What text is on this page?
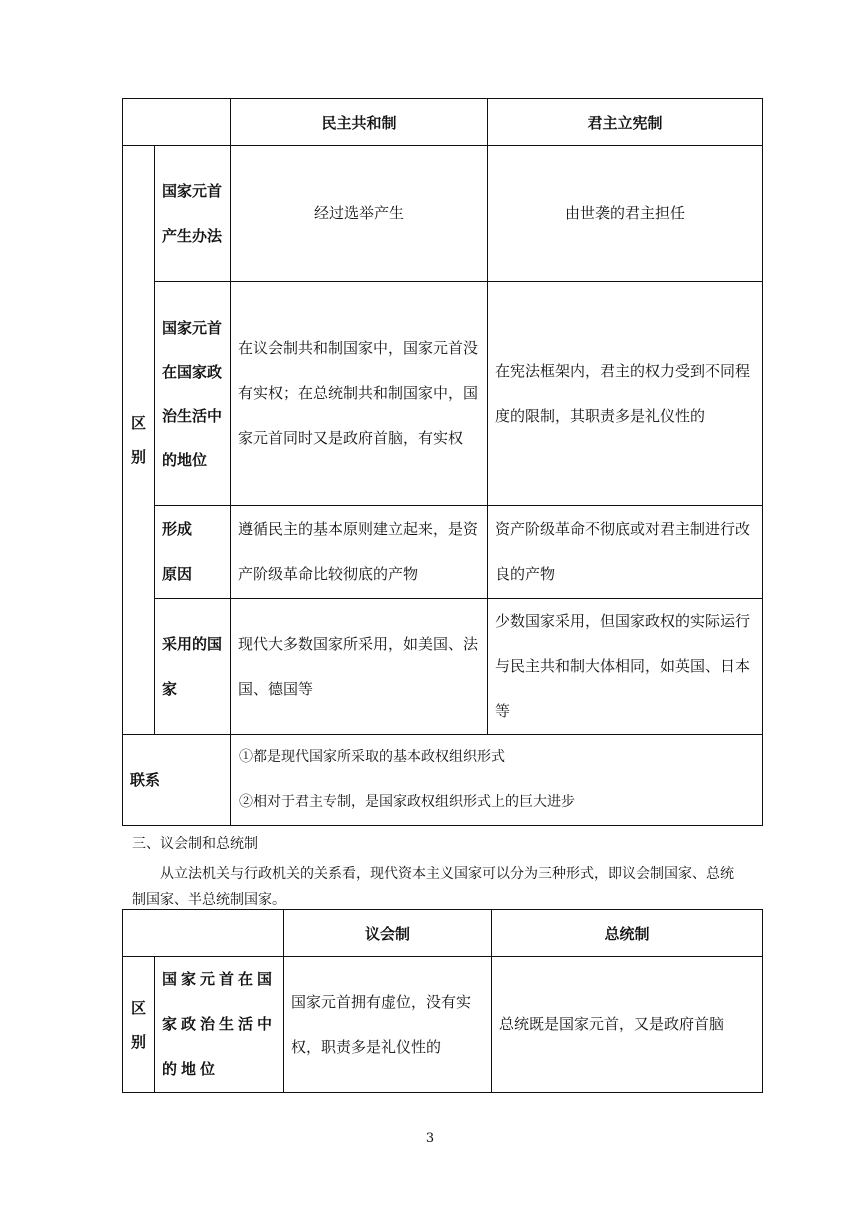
		民主共和制	君主立宪制

区别	国家元首产生办法	经过选举产生	由世袭的君主担任

	国家元首在国家政治生活中的地位	在议会制共和制国家中，国家元首没有实权；在总统制共和制国家中，国家元首同时又是政府首脑，有实权	在宪法框架内，君主的权力受到不同程度的限制，其职责多是礼仪性的

	形成原因	遵循民主的基本原则建立起来，是资产阶级革命比较彻底的产物	资产阶级革命不彻底或对君主制进行改良的产物

	采用的国家	现代大多数国家所采用，如美国、法国、德国等	少数国家采用，但国家政权的实际运行与民主共和制大体相同，如英国、日本等
联系		①都是现代国家所采取的基本政权组织形式
②相对于君主专制，是国家政权组织形式上的巨大进步	
三、议会制和总统制
从立法机关与行政机关的关系看，现代资本主义国家可以分为三种形式，即议会制国家、总统制国家、半总统制国家。
		议会制	总统制

区别	国家元首在国家政治生活中的地位	国家元首拥有虚位，没有实权，职责多是礼仪性的	总统既是国家元首，又是政府首脑
3
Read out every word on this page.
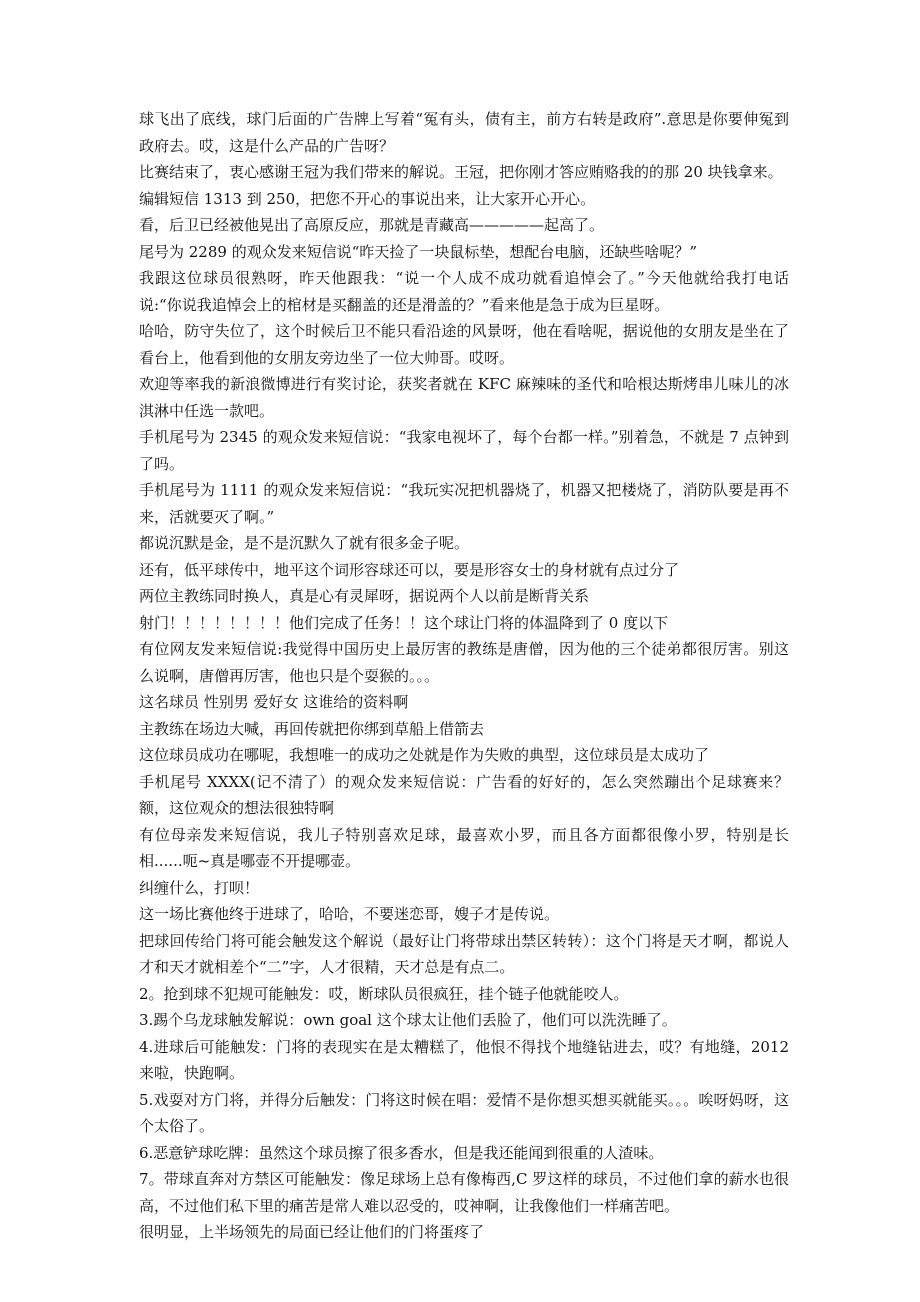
球飞出了底线，球门后面的广告牌上写着“冤有头，债有主，前方右转是政府”.意思是你要伸冤到政府去。哎，这是什么产品的广告呀？

比赛结束了，衷心感谢王冠为我们带来的解说。王冠，把你刚才答应贿赂我的的那 20 块钱拿来。

编辑短信 1313 到 250，把您不开心的事说出来，让大家开心开心。

看，后卫已经被他晃出了高原反应，那就是青藏高—————起高了。

尾号为 2289 的观众发来短信说“昨天捡了一块鼠标垫，想配台电脑，还缺些啥呢？”

我跟这位球员很熟呀，昨天他跟我：“说一个人成不成功就看追悼会了。”今天他就给我打电话说:“你说我追悼会上的棺材是买翻盖的还是滑盖的？”看来他是急于成为巨星呀。

哈哈，防守失位了，这个时候后卫不能只看沿途的风景呀，他在看啥呢，据说他的女朋友是坐在了看台上，他看到他的女朋友旁边坐了一位大帅哥。哎呀。

欢迎等率我的新浪微博进行有奖讨论，获奖者就在 KFC 麻辣味的圣代和哈根达斯烤串儿味儿的冰淇淋中任选一款吧。

手机尾号为 2345 的观众发来短信说：“我家电视坏了，每个台都一样。”别着急，不就是 7 点钟到了吗。

手机尾号为 1111 的观众发来短信说：“我玩实况把机器烧了，机器又把楼烧了，消防队要是再不来，活就要灭了啊。”

都说沉默是金，是不是沉默久了就有很多金子呢。

还有，低平球传中，地平这个词形容球还可以，要是形容女士的身材就有点过分了

两位主教练同时换人，真是心有灵犀呀，据说两个人以前是断背关系

射门！！！！！！！！他们完成了任务！！这个球让门将的体温降到了 0 度以下

有位网友发来短信说:我觉得中国历史上最厉害的教练是唐僧，因为他的三个徒弟都很厉害。别这么说啊，唐僧再厉害，他也只是个耍猴的。。。

这名球员 性别男 爱好女 这谁给的资料啊

主教练在场边大喊，再回传就把你绑到草船上借箭去

这位球员成功在哪呢，我想唯一的成功之处就是作为失败的典型，这位球员是太成功了

手机尾号 XXXX(记不清了）的观众发来短信说：广告看的好好的，怎么突然蹦出个足球赛来？额，这位观众的想法很独特啊

有位母亲发来短信说，我儿子特别喜欢足球，最喜欢小罗，而且各方面都很像小罗，特别是长相......呃~真是哪壶不开提哪壶。

纠缠什么，打呗！

这一场比赛他终于进球了，哈哈，不要迷恋哥，嫂子才是传说。

把球回传给门将可能会触发这个解说（最好让门将带球出禁区转转）：这个门将是天才啊，都说人才和天才就相差个“二”字，人才很精，天才总是有点二。

2。抢到球不犯规可能触发：哎，断球队员很疯狂，挂个链子他就能咬人。

3.踢个乌龙球触发解说：own goal 这个球太让他们丢脸了，他们可以洗洗睡了。

4.进球后可能触发：门将的表现实在是太糟糕了，他恨不得找个地缝钻进去，哎？有地缝，2012 来啦，快跑啊。

5.戏耍对方门将，并得分后触发：门将这时候在唱：爱情不是你想买想买就能买。。。唉呀妈呀，这个太俗了。

6.恶意铲球吃牌：虽然这个球员擦了很多香水，但是我还能闻到很重的人渣味。

7。带球直奔对方禁区可能触发：像足球场上总有像梅西,C 罗这样的球员，不过他们拿的薪水也很高，不过他们私下里的痛苦是常人难以忍受的，哎神啊，让我像他们一样痛苦吧。

很明显，上半场领先的局面已经让他们的门将蛋疼了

──────────────────────────────

Every record above should be written out again without change, except that the pictures are left out.

What text is on this page?
		民主共和制	君主立宪制

区别	国家元首产生办法	经过选举产生	由世袭的君主担任

	国家元首在国家政治生活中的地位	在议会制共和制国家中，国家元首没有实权；在总统制共和制国家中，国家元首同时又是政府首脑，有实权	在宪法框架内，君主的权力受到不同程度的限制，其职责多是礼仪性的

	形成原因	遵循民主的基本原则建立起来，是资产阶级革命比较彻底的产物	资产阶级革命不彻底或对君主制进行改良的产物

	采用的国家	现代大多数国家所采用，如美国、法国、德国等	少数国家采用，但国家政权的实际运行与民主共和制大体相同，如英国、日本等
联系		①都是现代国家所采取的基本政权组织形式
②相对于君主专制，是国家政权组织形式上的巨大进步	
三、议会制和总统制
从立法机关与行政机关的关系看，现代资本主义国家可以分为三种形式，即议会制国家、总统制国家、半总统制国家。
		议会制	总统制

区别	国家元首在国家政治生活中的地位	国家元首拥有虚位，没有实权，职责多是礼仪性的	总统既是国家元首，又是政府首脑
3
Read out every word on this page.
球飞出了底线，球门后面的广告牌上写着“冤有头，债有主，前方右转是政府”.意思是你要伸冤到政府去。哎，这是什么产品的广告呀？

比赛结束了，衷心感谢王冠为我们带来的解说。王冠，把你刚才答应贿赂我的的那 20 块钱拿来。

编辑短信 1313 到 250，把您不开心的事说出来，让大家开心开心。

看，后卫已经被他晃出了高原反应，那就是青藏高—————起高了。

尾号为 2289 的观众发来短信说“昨天捡了一块鼠标垫，想配台电脑，还缺些啥呢？”

我跟这位球员很熟呀，昨天他跟我：“说一个人成不成功就看追悼会了。”今天他就给我打电话说:“你说我追悼会上的棺材是买翻盖的还是滑盖的？”看来他是急于成为巨星呀。

哈哈，防守失位了，这个时候后卫不能只看沿途的风景呀，他在看啥呢，据说他的女朋友是坐在了看台上，他看到他的女朋友旁边坐了一位大帅哥。哎呀。

欢迎等率我的新浪微博进行有奖讨论，获奖者就在 KFC 麻辣味的圣代和哈根达斯烤串儿味儿的冰淇淋中任选一款吧。

手机尾号为 2345 的观众发来短信说：“我家电视坏了，每个台都一样。”别着急，不就是 7 点钟到了吗。

手机尾号为 1111 的观众发来短信说：“我玩实况把机器烧了，机器又把楼烧了，消防队要是再不来，活就要灭了啊。”

都说沉默是金，是不是沉默久了就有很多金子呢。

还有，低平球传中，地平这个词形容球还可以，要是形容女士的身材就有点过分了

两位主教练同时换人，真是心有灵犀呀，据说两个人以前是断背关系

射门！！！！！！！！他们完成了任务！！这个球让门将的体温降到了 0 度以下

有位网友发来短信说:我觉得中国历史上最厉害的教练是唐僧，因为他的三个徒弟都很厉害。别这么说啊，唐僧再厉害，他也只是个耍猴的。。。

这名球员 性别男 爱好女 这谁给的资料啊

主教练在场边大喊，再回传就把你绑到草船上借箭去

这位球员成功在哪呢，我想唯一的成功之处就是作为失败的典型，这位球员是太成功了

手机尾号 XXXX(记不清了）的观众发来短信说：广告看的好好的，怎么突然蹦出个足球赛来？额，这位观众的想法很独特啊

有位母亲发来短信说，我儿子特别喜欢足球，最喜欢小罗，而且各方面都很像小罗，特别是长相......呃~真是哪壶不开提哪壶。

纠缠什么，打呗！

这一场比赛他终于进球了，哈哈，不要迷恋哥，嫂子才是传说。

把球回传给门将可能会触发这个解说（最好让门将带球出禁区转转）：这个门将是天才啊，都说人才和天才就相差个“二”字，人才很精，天才总是有点二。

2。抢到球不犯规可能触发：哎，断球队员很疯狂，挂个链子他就能咬人。

3.踢个乌龙球触发解说：own goal 这个球太让他们丢脸了，他们可以洗洗睡了。

4.进球后可能触发：门将的表现实在是太糟糕了，他恨不得找个地缝钻进去，哎？有地缝，2012 来啦，快跑啊。

5.戏耍对方门将，并得分后触发：门将这时候在唱：爱情不是你想买想买就能买。。。唉呀妈呀，这个太俗了。

6.恶意铲球吃牌：虽然这个球员擦了很多香水，但是我还能闻到很重的人渣味。

7。带球直奔对方禁区可能触发：像足球场上总有像梅西,C 罗这样的球员，不过他们拿的薪水也很高，不过他们私下里的痛苦是常人难以忍受的，哎神啊，让我像他们一样痛苦吧。

很明显，上半场领先的局面已经让他们的门将蛋疼了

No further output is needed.